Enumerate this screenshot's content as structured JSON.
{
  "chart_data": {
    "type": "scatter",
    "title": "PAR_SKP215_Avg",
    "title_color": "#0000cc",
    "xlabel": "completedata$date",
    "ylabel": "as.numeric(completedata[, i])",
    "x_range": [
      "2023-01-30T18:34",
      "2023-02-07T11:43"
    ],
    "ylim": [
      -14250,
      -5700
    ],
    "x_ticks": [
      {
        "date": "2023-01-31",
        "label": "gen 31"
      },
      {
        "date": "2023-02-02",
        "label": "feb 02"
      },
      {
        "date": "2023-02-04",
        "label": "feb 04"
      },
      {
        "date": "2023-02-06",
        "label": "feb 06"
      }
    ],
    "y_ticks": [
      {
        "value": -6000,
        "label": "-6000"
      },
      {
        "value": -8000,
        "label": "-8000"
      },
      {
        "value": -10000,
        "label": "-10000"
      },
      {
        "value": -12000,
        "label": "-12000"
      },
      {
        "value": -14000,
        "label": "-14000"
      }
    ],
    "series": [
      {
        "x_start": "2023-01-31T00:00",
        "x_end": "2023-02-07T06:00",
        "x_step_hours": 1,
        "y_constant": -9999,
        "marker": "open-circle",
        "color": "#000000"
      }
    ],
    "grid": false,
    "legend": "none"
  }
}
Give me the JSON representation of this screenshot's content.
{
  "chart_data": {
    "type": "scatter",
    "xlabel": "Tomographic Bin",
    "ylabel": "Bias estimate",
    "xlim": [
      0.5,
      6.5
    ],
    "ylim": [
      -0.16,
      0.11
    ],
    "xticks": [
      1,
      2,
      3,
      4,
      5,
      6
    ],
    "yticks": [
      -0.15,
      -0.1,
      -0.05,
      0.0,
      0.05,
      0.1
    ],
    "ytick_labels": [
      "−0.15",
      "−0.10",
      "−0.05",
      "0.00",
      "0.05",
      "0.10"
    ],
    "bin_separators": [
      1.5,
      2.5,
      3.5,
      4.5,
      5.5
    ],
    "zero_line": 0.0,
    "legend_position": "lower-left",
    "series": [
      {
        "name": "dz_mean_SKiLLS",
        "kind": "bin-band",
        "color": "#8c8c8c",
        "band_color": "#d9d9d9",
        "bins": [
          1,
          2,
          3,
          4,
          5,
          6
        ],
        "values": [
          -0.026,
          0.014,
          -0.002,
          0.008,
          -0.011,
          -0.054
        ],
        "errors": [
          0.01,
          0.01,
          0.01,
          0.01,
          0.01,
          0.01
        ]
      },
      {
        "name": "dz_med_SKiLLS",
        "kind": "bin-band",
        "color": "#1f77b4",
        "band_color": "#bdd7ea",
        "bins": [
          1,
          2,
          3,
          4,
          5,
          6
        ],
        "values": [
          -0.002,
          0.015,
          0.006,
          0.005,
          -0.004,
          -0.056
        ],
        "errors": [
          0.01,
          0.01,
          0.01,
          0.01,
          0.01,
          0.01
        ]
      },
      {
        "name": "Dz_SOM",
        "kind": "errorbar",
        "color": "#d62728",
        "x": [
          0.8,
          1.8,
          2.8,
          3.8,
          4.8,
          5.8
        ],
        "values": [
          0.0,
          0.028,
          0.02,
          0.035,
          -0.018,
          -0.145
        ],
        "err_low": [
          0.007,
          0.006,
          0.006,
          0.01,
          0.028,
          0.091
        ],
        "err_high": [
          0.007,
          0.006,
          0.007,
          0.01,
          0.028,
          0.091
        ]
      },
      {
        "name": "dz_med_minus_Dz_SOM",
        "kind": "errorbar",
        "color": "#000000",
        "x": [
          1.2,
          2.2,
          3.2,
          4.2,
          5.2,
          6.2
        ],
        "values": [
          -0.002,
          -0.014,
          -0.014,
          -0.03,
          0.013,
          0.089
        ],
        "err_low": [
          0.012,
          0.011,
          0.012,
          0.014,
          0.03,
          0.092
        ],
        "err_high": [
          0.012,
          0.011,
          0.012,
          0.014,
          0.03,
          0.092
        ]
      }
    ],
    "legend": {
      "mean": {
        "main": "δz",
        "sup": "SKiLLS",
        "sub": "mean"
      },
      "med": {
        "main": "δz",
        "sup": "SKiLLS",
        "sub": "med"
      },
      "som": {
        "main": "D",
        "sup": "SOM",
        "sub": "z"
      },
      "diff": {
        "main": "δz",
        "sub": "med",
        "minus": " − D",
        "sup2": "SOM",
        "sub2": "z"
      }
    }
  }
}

**DESCRIPTION OF THE TASK**
A number is the only answer here: how many lines of the material above contain "screenshot"?

**ANSWER TO THIS EXERCISE**
2